REQUESTS
1. Please decide whether each statement below agrees with the forum thread on problem C, answering yes or no and quoting the words of the thread that decide it. (a) The edges array is doubled in length before processing. (b) Edge l is always removed from the spanning tree when l is incremented. (c) Code runtime depends mainly on how many functions are used.
2. In the forum thread on problem C, what weight is given to an edge in the maximum spanning tree?
3. Continue the forum thread on problem C after its final comment.
# START OF QUOTED PASSAGE
### gen's blog

By gen, 6 months ago, translation,

• +101

 » 6 months ago, # | ← Rev. 3 →   +137 My solutions: A: https://ideone.com/X8Ugwu B: https://ideone.com/Qddkde C (LCT): https://ideone.com/l7dTFa similar to https://dmoj.ca/problem/wac4p7 C (D&C): https://ideone.com/EBWCgV
•  » » 6 months ago, # ^ |   0 How do you use so many functions and manage to get under the TLE?
•  » » » 6 months ago, # ^ |   +25 The time complexity of your code has little to do with the number of functions one uses. You should look up basic algorithm complexity analysis (say, an intro to Big O notation) to be introduced to analyzing the runtime complexity of a program.
•  » » 4 months ago, # ^ | ← Rev. 2 →   +6 Sorry to disturb you,but could you explain how LCT in problem C worked.I do not understand your solution.I compute the longest suffix of edge which can form a bipartite firstly,and then I try to add edge from prefix and remove the edge in the suffix to compute the array $Last$(the same as the $last[]$ in the tutorial).but it doesn't work,because some circle is ignored(maybe in these cycles,there is a circle of odd length).Thank you very much.
•  » » » 4 months ago, # ^ |   +6 First I concatenate the edges array with itself, doubling its length. For each $l\in [0,M-1]$ I compute the max $r$ such that edges $l\ldots r$ are bipartite. Maintain the maximum spanning tree of edges $l\ldots r$ (where the weight of an edge is just its index). When you increment $l$, you remove edge $l$ only if it is currently present in the spanning tree. When you increment $r$, you add edge $r$ to the spanning tree and remove the edge of minimum weight along the path between the two endpoints of edge $r$ if they were previously connected. You should check the editorial for the other problem I linked if what I said about maintaining the MST doesn't make sense. :)
# END OF QUOTED PASSAGE
# START OF INFORMATION SHOWN
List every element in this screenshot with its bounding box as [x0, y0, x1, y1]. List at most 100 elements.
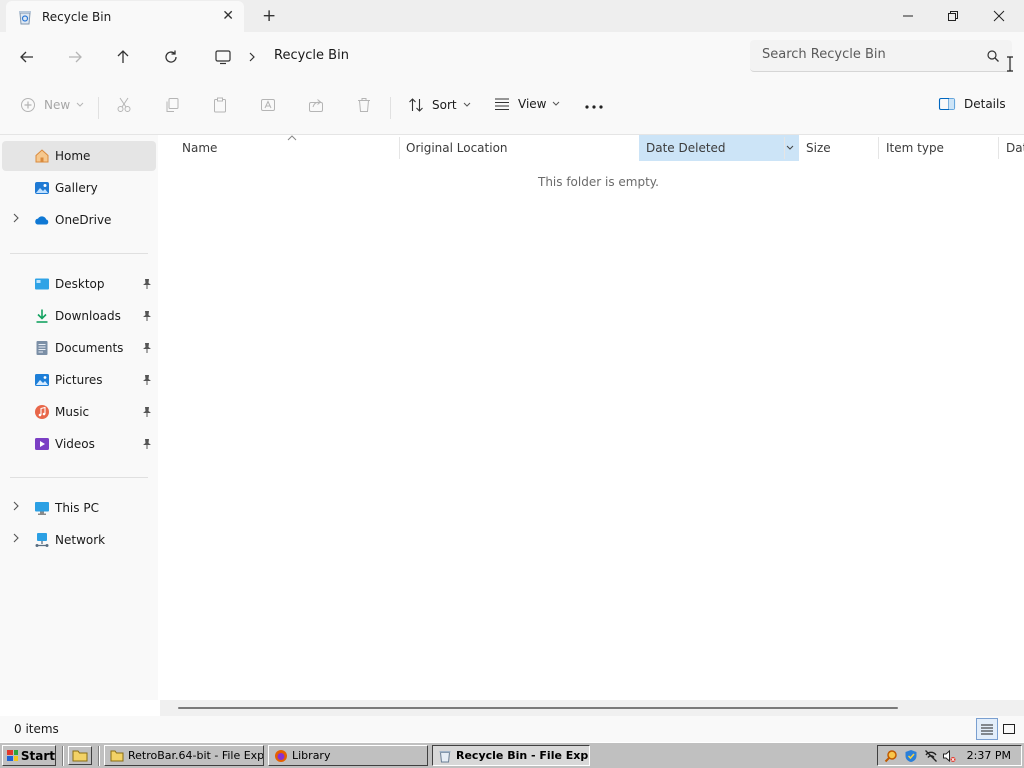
# END OF INFORMATION SHOWN
ANSWERS FOR THIS EXERCISE
1.
(a) Yes: "First I concatenate the edges array with itself, doubling its length."
(b) No: "you remove edge $l$ only if it is currently present in the spanning tree."
(c) No: "The time complexity of your code has little to do with the number of functions one uses."

2. The weight of an edge is its index.

3.
•  » » » » 4 months ago, # ^ |   +6 I know that now.Thank you~
 » 6 months ago, # | ← Rev. 2 →   +22 How do we maintain DSU for C to check if graph is bipartite?
•  » » 6 months ago, # ^ |   +17 Initially set all to the same color.Let's say we want to add an edge from $u$ to $v$. Check if $u$ and $v$ are of the same parent(Are connected). If they are, then make sure their colors are different. If they have different parents, Let's say $p$ and $q$ respectively, add an edge from $q$ to $p$ in the DSU(parent[q] = p). If their colors are the same, you want an additional mark on the edge which says to reverse the color.When you want to get the color, go through all the edges leading to the parent, and change the color as you go along the edges if you need to reverse the color.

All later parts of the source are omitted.